Work to complete => Copy every line of the data exactly, leaving nothing out.

Dataset content =>
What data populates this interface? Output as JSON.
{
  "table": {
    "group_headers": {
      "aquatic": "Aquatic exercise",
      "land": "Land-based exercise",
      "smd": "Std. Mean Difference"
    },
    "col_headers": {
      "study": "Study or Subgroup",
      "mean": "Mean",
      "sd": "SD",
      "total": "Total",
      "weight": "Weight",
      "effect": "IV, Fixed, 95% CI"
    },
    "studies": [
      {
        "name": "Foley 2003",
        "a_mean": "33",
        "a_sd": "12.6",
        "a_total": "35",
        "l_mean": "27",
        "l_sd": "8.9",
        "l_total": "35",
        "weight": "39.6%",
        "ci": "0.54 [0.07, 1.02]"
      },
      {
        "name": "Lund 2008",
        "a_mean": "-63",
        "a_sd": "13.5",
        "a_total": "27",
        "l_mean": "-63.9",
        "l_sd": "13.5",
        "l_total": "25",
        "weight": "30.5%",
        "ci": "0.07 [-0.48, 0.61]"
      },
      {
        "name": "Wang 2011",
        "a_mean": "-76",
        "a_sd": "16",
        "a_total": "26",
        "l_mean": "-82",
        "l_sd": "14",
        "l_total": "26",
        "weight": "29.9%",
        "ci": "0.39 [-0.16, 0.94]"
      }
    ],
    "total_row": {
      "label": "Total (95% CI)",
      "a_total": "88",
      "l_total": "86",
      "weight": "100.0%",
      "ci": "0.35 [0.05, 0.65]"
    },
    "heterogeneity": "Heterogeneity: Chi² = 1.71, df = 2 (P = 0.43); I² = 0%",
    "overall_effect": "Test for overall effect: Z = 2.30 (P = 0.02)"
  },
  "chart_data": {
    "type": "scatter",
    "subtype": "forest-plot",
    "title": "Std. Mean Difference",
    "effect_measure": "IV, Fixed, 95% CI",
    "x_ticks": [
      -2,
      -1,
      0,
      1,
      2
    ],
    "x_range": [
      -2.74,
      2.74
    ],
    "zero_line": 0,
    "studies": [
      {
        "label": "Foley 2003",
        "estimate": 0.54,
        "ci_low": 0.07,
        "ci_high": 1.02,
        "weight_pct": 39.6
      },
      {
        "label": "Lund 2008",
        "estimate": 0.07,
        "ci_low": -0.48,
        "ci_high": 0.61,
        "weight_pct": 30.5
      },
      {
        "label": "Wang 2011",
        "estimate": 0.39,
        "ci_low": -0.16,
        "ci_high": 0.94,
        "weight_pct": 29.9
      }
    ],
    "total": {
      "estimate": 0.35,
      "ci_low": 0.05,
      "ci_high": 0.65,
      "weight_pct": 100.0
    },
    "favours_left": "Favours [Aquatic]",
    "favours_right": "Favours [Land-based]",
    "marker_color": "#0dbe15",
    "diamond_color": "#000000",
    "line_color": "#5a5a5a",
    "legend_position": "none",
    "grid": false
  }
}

Exercise result =>
What data populates this interface? Output as JSON.
{
  "table": {
    "group_headers": {
      "aquatic": "Aquatic exercise",
      "land": "Land-based exercise",
      "smd": "Std. Mean Difference"
    },
    "col_headers": {
      "study": "Study or Subgroup",
      "mean": "Mean",
      "sd": "SD",
      "total": "Total",
      "weight": "Weight",
      "effect": "IV, Fixed, 95% CI"
    },
    "studies": [
      {
        "name": "Foley 2003",
        "a_mean": "33",
        "a_sd": "12.6",
        "a_total": "35",
        "l_mean": "27",
        "l_sd": "8.9",
        "l_total": "35",
        "weight": "39.6%",
        "ci": "0.54 [0.07, 1.02]"
      },
      {
        "name": "Lund 2008",
        "a_mean": "-63",
        "a_sd": "13.5",
        "a_total": "27",
        "l_mean": "-63.9",
        "l_sd": "13.5",
        "l_total": "25",
        "weight": "30.5%",
        "ci": "0.07 [-0.48, 0.61]"
      },
      {
        "name": "Wang 2011",
        "a_mean": "-76",
        "a_sd": "16",
        "a_total": "26",
        "l_mean": "-82",
        "l_sd": "14",
        "l_total": "26",
        "weight": "29.9%",
        "ci": "0.39 [-0.16, 0.94]"
      }
    ],
    "total_row": {
      "label": "Total (95% CI)",
      "a_total": "88",
      "l_total": "86",
      "weight": "100.0%",
      "ci": "0.35 [0.05, 0.65]"
    },
    "heterogeneity": "Heterogeneity: Chi² = 1.71, df = 2 (P = 0.43); I² = 0%",
    "overall_effect": "Test for overall effect: Z = 2.30 (P = 0.02)"
  },
  "chart_data": {
    "type": "scatter",
    "subtype": "forest-plot",
    "title": "Std. Mean Difference",
    "effect_measure": "IV, Fixed, 95% CI",
    "x_ticks": [
      -2,
      -1,
      0,
      1,
      2
    ],
    "x_range": [
      -2.74,
      2.74
    ],
    "zero_line": 0,
    "studies": [
      {
        "label": "Foley 2003",
        "estimate": 0.54,
        "ci_low": 0.07,
        "ci_high": 1.02,
        "weight_pct": 39.6
      },
      {
        "label": "Lund 2008",
        "estimate": 0.07,
        "ci_low": -0.48,
        "ci_high": 0.61,
        "weight_pct": 30.5
      },
      {
        "label": "Wang 2011",
        "estimate": 0.39,
        "ci_low": -0.16,
        "ci_high": 0.94,
        "weight_pct": 29.9
      }
    ],
    "total": {
      "estimate": 0.35,
      "ci_low": 0.05,
      "ci_high": 0.65,
      "weight_pct": 100.0
    },
    "favours_left": "Favours [Aquatic]",
    "favours_right": "Favours [Land-based]",
    "marker_color": "#0dbe15",
    "diamond_color": "#000000",
    "line_color": "#5a5a5a",
    "legend_position": "none",
    "grid": false
  }
}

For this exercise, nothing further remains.